To be done: Copy down all of the data underneath, exactly as shown.

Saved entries
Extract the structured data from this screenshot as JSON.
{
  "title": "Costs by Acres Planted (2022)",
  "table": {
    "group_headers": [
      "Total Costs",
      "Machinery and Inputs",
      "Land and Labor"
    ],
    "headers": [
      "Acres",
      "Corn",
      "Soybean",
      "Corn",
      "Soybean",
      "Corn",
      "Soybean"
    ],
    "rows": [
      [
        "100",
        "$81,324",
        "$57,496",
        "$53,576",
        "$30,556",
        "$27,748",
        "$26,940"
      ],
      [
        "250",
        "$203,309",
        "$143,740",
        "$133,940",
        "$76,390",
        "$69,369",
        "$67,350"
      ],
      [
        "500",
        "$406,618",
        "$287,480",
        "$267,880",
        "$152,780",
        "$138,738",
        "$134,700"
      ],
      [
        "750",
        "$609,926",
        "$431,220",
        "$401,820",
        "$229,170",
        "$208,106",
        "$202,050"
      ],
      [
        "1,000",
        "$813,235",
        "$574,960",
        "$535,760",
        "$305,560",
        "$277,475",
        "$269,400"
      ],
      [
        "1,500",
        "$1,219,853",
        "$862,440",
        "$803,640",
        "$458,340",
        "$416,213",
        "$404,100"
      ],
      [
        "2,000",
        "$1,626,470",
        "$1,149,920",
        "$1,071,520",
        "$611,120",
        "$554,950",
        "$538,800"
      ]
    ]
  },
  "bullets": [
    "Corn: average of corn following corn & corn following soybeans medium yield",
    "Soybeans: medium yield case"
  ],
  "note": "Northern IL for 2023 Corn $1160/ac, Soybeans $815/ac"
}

Final result:
Extract the structured data from this screenshot as JSON.
{
  "title": "Costs by Acres Planted (2022)",
  "table": {
    "group_headers": [
      "Total Costs",
      "Machinery and Inputs",
      "Land and Labor"
    ],
    "headers": [
      "Acres",
      "Corn",
      "Soybean",
      "Corn",
      "Soybean",
      "Corn",
      "Soybean"
    ],
    "rows": [
      [
        "100",
        "$81,324",
        "$57,496",
        "$53,576",
        "$30,556",
        "$27,748",
        "$26,940"
      ],
      [
        "250",
        "$203,309",
        "$143,740",
        "$133,940",
        "$76,390",
        "$69,369",
        "$67,350"
      ],
      [
        "500",
        "$406,618",
        "$287,480",
        "$267,880",
        "$152,780",
        "$138,738",
        "$134,700"
      ],
      [
        "750",
        "$609,926",
        "$431,220",
        "$401,820",
        "$229,170",
        "$208,106",
        "$202,050"
      ],
      [
        "1,000",
        "$813,235",
        "$574,960",
        "$535,760",
        "$305,560",
        "$277,475",
        "$269,400"
      ],
      [
        "1,500",
        "$1,219,853",
        "$862,440",
        "$803,640",
        "$458,340",
        "$416,213",
        "$404,100"
      ],
      [
        "2,000",
        "$1,626,470",
        "$1,149,920",
        "$1,071,520",
        "$611,120",
        "$554,950",
        "$538,800"
      ]
    ]
  },
  "bullets": [
    "Corn: average of corn following corn & corn following soybeans medium yield",
    "Soybeans: medium yield case"
  ],
  "note": "Northern IL for 2023 Corn $1160/ac, Soybeans $815/ac"
}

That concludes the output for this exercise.